Written instruction. Write the material out again in full, word for word. Do not include the pictures.

++++++++++

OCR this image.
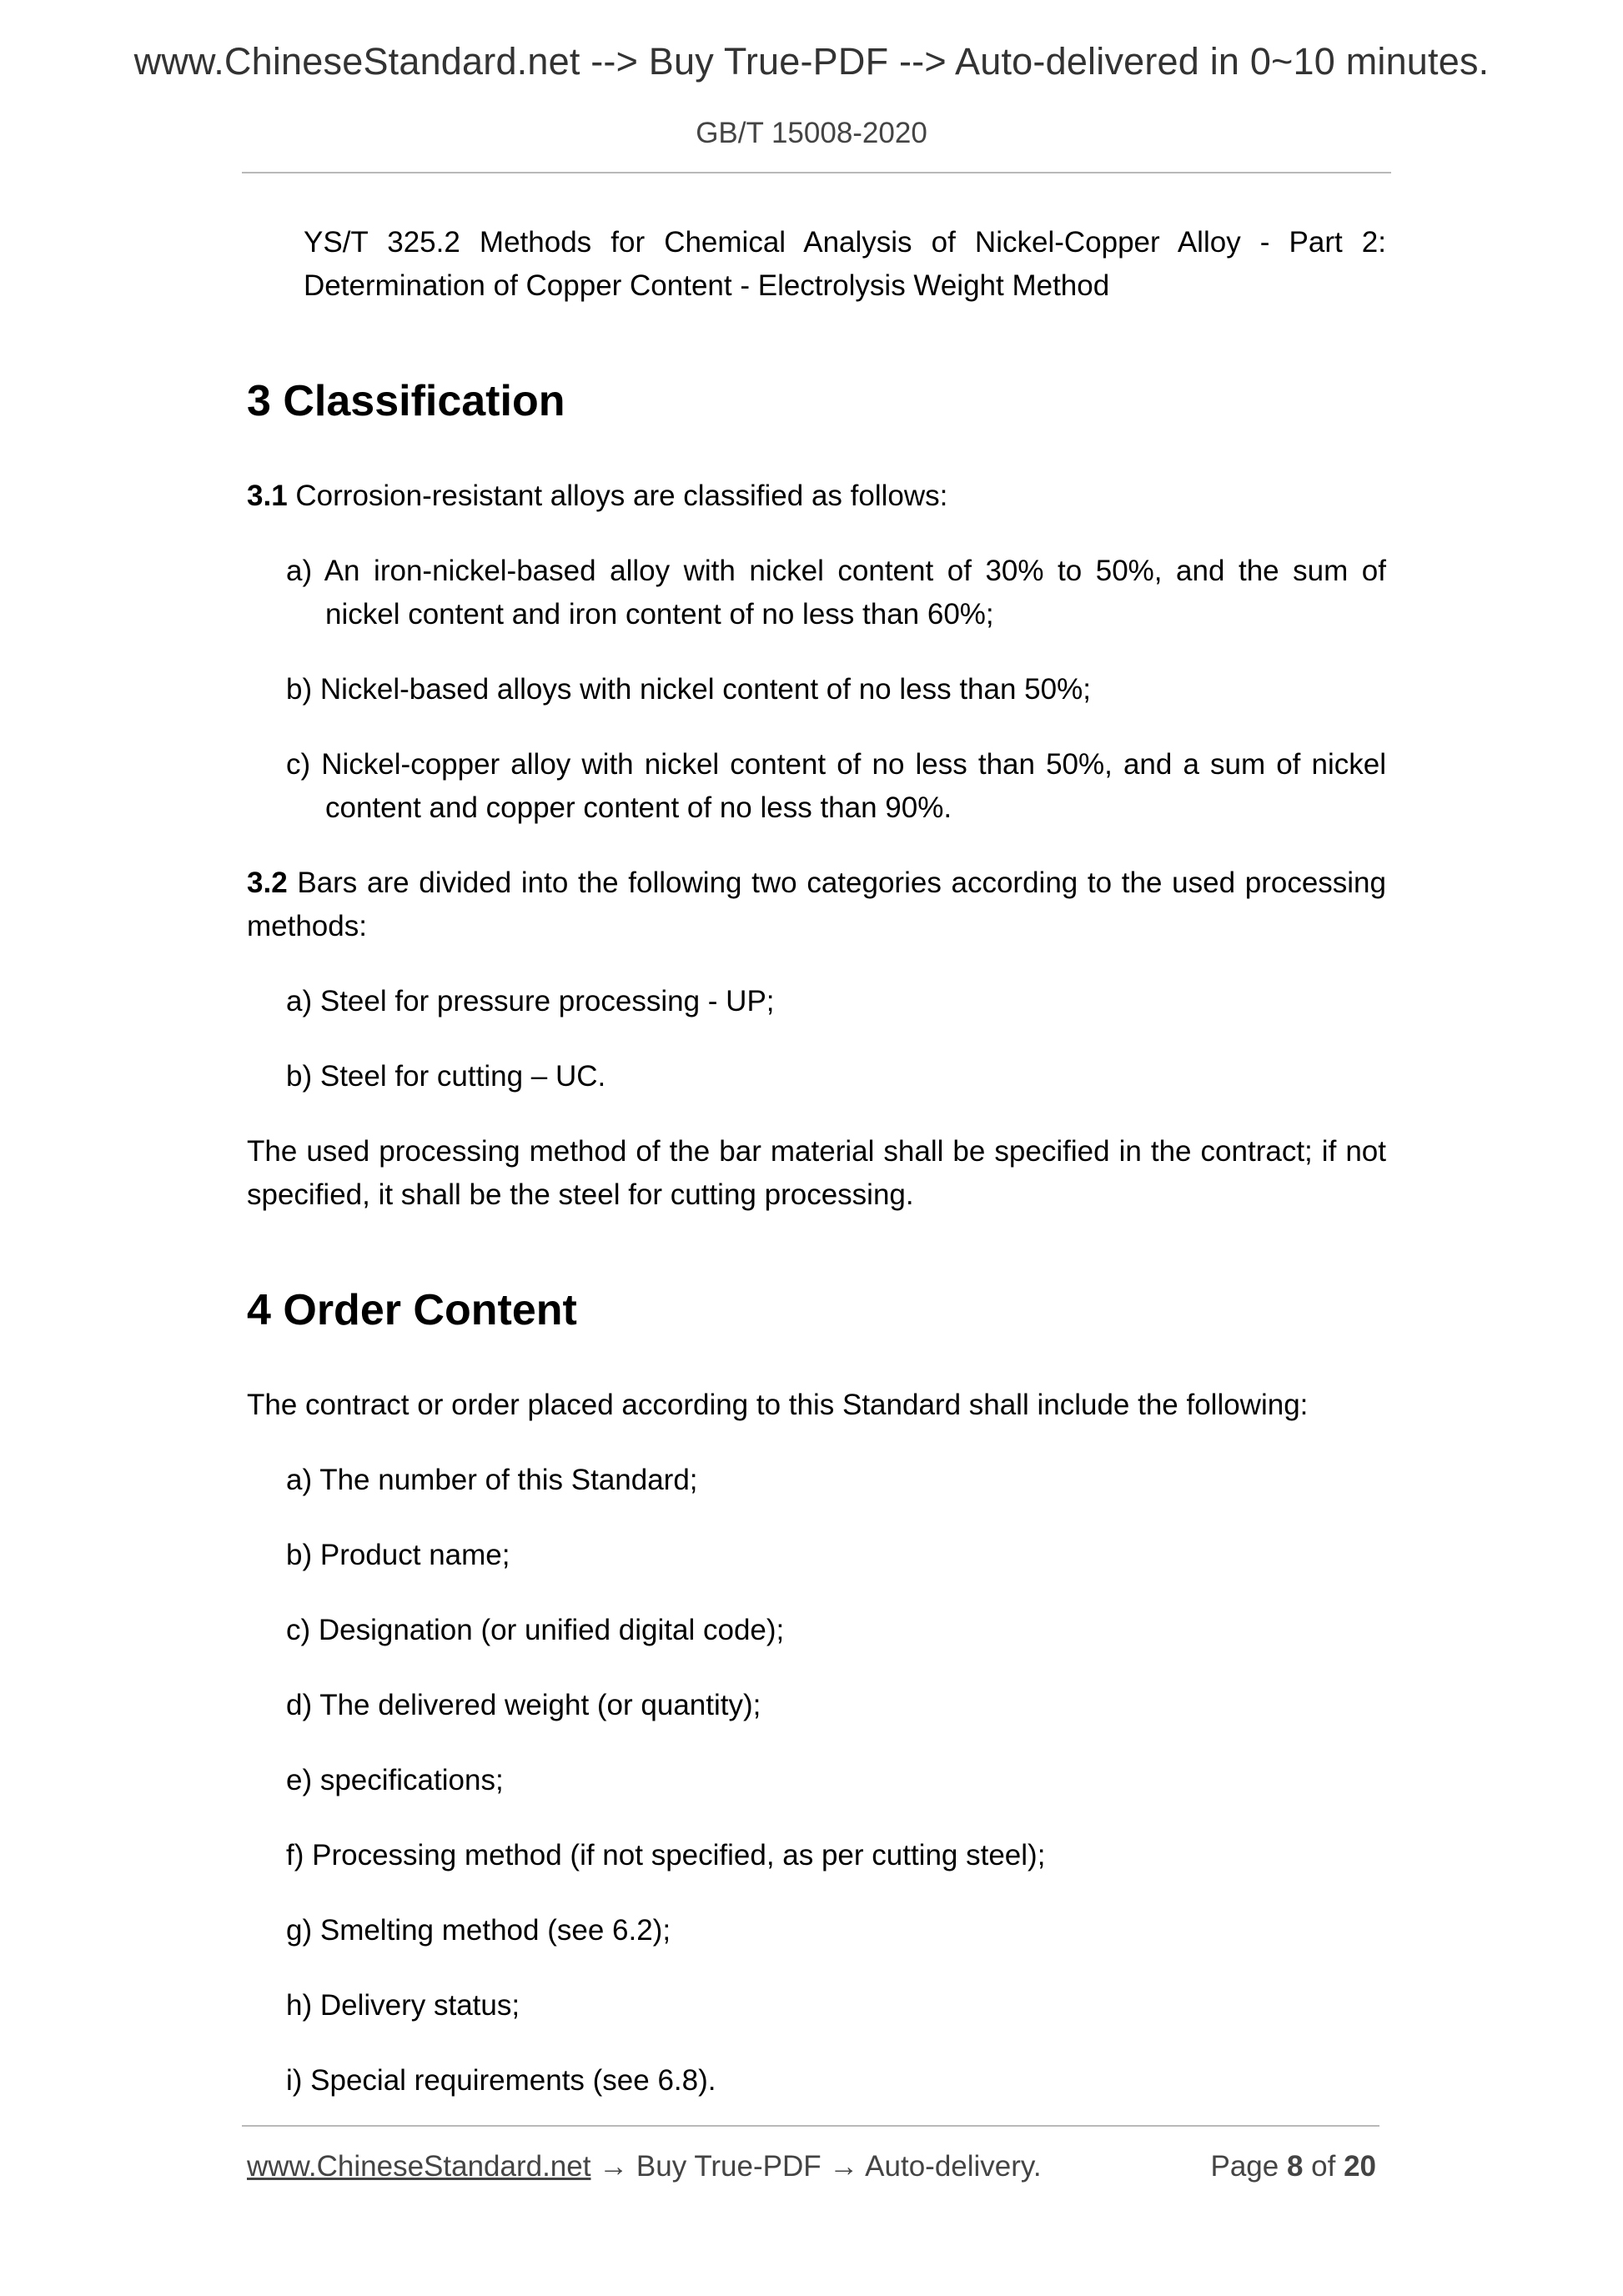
www.ChineseStandard.net --> Buy True-PDF --> Auto-delivered in 0~10 minutes.
GB/T 15008-2020

YS/T 325.2 Methods for Chemical Analysis of Nickel-Copper Alloy - Part 2: Determination of Copper Content - Electrolysis Weight Method

3 Classification

3.1 Corrosion-resistant alloys are classified as follows:

a) An iron-nickel-based alloy with nickel content of 30% to 50%, and the sum of nickel content and iron content of no less than 60%;

b) Nickel-based alloys with nickel content of no less than 50%;

c) Nickel-copper alloy with nickel content of no less than 50%, and a sum of nickel content and copper content of no less than 90%.

3.2 Bars are divided into the following two categories according to the used processing methods:

a) Steel for pressure processing - UP;

b) Steel for cutting – UC.

The used processing method of the bar material shall be specified in the contract; if not specified, it shall be the steel for cutting processing.

4 Order Content

The contract or order placed according to this Standard shall include the following:

a) The number of this Standard;

b) Product name;

c) Designation (or unified digital code);

d) The delivered weight (or quantity);

e) specifications;

f) Processing method (if not specified, as per cutting steel);

g) Smelting method (see 6.2);

h) Delivery status;

i) Special requirements (see 6.8).

www.ChineseStandard.net → Buy True-PDF → Auto-delivery.	Page 8 of 20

++++++++++

Result of the exercise.
OCR this image.
www.ChineseStandard.net --> Buy True-PDF --> Auto-delivered in 0~10 minutes.
GB/T 15008-2020

YS/T 325.2 Methods for Chemical Analysis of Nickel-Copper Alloy - Part 2: Determination of Copper Content - Electrolysis Weight Method

3 Classification

3.1 Corrosion-resistant alloys are classified as follows:

a) An iron-nickel-based alloy with nickel content of 30% to 50%, and the sum of nickel content and iron content of no less than 60%;

b) Nickel-based alloys with nickel content of no less than 50%;

c) Nickel-copper alloy with nickel content of no less than 50%, and a sum of nickel content and copper content of no less than 90%.

3.2 Bars are divided into the following two categories according to the used processing methods:

a) Steel for pressure processing - UP;

b) Steel for cutting – UC.

The used processing method of the bar material shall be specified in the contract; if not specified, it shall be the steel for cutting processing.

4 Order Content

The contract or order placed according to this Standard shall include the following:

a) The number of this Standard;

b) Product name;

c) Designation (or unified digital code);

d) The delivered weight (or quantity);

e) specifications;

f) Processing method (if not specified, as per cutting steel);

g) Smelting method (see 6.2);

h) Delivery status;

i) Special requirements (see 6.8).

www.ChineseStandard.net → Buy True-PDF → Auto-delivery.	Page 8 of 20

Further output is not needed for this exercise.